Written problem: Below is the data. Give it again, complete and exact.

>>>>

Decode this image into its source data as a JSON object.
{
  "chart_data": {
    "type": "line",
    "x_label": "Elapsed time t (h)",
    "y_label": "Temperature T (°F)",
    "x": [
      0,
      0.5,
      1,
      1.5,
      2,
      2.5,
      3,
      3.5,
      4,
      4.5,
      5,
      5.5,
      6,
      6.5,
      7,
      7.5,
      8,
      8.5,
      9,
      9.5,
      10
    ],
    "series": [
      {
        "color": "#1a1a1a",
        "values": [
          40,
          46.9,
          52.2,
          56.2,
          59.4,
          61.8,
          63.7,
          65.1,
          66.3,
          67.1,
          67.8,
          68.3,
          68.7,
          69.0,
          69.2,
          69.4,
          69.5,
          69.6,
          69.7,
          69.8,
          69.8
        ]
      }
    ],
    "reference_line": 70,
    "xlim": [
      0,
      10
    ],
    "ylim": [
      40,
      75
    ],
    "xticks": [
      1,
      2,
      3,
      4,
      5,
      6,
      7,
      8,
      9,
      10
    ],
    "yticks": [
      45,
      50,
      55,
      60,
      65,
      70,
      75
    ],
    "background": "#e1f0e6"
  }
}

<<<<

Correct result:
Decode this image into its source data as a JSON object.
{
  "chart_data": {
    "type": "line",
    "x_label": "Elapsed time t (h)",
    "y_label": "Temperature T (°F)",
    "x": [
      0,
      0.5,
      1,
      1.5,
      2,
      2.5,
      3,
      3.5,
      4,
      4.5,
      5,
      5.5,
      6,
      6.5,
      7,
      7.5,
      8,
      8.5,
      9,
      9.5,
      10
    ],
    "series": [
      {
        "color": "#1a1a1a",
        "values": [
          40,
          46.9,
          52.2,
          56.2,
          59.4,
          61.8,
          63.7,
          65.1,
          66.3,
          67.1,
          67.8,
          68.3,
          68.7,
          69.0,
          69.2,
          69.4,
          69.5,
          69.6,
          69.7,
          69.8,
          69.8
        ]
      }
    ],
    "reference_line": 70,
    "xlim": [
      0,
      10
    ],
    "ylim": [
      40,
      75
    ],
    "xticks": [
      1,
      2,
      3,
      4,
      5,
      6,
      7,
      8,
      9,
      10
    ],
    "yticks": [
      45,
      50,
      55,
      60,
      65,
      70,
      75
    ],
    "background": "#e1f0e6"
  }
}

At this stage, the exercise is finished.